[Data items]
——

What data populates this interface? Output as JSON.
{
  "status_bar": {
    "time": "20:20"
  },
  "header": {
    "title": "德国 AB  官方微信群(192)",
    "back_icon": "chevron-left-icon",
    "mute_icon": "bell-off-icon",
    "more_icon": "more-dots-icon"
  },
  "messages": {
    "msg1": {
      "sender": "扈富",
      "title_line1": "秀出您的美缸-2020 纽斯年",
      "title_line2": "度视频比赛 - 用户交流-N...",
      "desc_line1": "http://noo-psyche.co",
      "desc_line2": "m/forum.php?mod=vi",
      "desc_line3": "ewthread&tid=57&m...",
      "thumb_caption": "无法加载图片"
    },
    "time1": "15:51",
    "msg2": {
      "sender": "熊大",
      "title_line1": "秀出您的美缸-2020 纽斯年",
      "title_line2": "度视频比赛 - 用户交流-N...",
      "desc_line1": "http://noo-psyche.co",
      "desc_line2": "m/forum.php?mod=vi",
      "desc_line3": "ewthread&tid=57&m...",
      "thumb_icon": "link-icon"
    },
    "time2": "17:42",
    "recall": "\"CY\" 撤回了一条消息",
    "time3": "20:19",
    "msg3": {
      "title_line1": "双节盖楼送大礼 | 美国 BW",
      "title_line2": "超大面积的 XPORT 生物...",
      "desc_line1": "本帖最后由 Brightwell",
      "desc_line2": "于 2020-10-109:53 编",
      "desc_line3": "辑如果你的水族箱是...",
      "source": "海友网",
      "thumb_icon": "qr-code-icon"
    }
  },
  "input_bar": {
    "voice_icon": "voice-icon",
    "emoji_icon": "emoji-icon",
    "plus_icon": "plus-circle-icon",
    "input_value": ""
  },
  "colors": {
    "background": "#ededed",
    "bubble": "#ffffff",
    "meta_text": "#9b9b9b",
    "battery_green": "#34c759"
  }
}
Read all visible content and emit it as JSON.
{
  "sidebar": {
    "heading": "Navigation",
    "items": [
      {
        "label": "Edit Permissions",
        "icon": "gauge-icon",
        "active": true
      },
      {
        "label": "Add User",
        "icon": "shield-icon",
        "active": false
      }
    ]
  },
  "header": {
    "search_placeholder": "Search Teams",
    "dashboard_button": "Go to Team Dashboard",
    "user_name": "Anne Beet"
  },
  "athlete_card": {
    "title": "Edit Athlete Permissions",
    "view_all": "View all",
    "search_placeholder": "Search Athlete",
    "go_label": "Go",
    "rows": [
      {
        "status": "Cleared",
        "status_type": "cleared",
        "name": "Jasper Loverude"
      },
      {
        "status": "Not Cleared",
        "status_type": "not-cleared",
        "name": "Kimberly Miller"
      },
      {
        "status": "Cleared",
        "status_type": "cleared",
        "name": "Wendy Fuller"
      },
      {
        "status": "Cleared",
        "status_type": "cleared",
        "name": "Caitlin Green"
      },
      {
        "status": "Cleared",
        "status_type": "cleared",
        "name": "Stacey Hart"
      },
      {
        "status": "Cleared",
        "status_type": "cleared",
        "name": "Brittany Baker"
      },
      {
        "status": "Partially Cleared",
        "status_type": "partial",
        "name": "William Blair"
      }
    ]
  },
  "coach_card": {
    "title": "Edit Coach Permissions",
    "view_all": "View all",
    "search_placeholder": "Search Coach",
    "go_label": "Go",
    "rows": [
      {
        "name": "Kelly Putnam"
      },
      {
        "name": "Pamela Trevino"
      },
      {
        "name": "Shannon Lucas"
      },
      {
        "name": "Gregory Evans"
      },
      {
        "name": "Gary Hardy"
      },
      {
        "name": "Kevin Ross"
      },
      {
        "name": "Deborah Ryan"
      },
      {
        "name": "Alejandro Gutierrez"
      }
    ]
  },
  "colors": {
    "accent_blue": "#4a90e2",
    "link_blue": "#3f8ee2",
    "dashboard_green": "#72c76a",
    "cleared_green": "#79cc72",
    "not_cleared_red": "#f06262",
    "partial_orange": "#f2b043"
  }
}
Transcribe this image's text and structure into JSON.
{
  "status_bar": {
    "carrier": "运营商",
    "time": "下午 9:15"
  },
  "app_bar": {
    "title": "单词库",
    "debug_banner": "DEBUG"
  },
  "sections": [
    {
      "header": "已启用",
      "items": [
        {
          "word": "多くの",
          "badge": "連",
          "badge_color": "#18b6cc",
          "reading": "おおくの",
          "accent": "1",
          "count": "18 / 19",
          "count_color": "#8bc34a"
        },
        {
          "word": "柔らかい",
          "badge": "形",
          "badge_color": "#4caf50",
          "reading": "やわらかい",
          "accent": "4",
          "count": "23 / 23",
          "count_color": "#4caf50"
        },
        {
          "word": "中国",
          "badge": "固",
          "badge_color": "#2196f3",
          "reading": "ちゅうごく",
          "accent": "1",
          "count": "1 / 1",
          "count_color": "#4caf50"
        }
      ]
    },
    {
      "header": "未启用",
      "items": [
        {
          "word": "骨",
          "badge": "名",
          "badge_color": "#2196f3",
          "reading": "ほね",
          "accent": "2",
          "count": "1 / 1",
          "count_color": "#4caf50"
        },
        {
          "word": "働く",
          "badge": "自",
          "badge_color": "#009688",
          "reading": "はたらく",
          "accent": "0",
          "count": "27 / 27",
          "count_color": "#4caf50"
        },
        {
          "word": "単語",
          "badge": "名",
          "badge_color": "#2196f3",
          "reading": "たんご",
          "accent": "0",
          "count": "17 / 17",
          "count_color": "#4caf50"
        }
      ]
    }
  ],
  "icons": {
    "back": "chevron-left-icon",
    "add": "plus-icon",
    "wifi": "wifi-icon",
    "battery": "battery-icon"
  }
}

——

• _JOB_
Pull out every line of the records above that contains the word "this".

• _SOLUTION_
What data populates this interface? Output as JSON.
Transcribe this image's text and structure into JSON.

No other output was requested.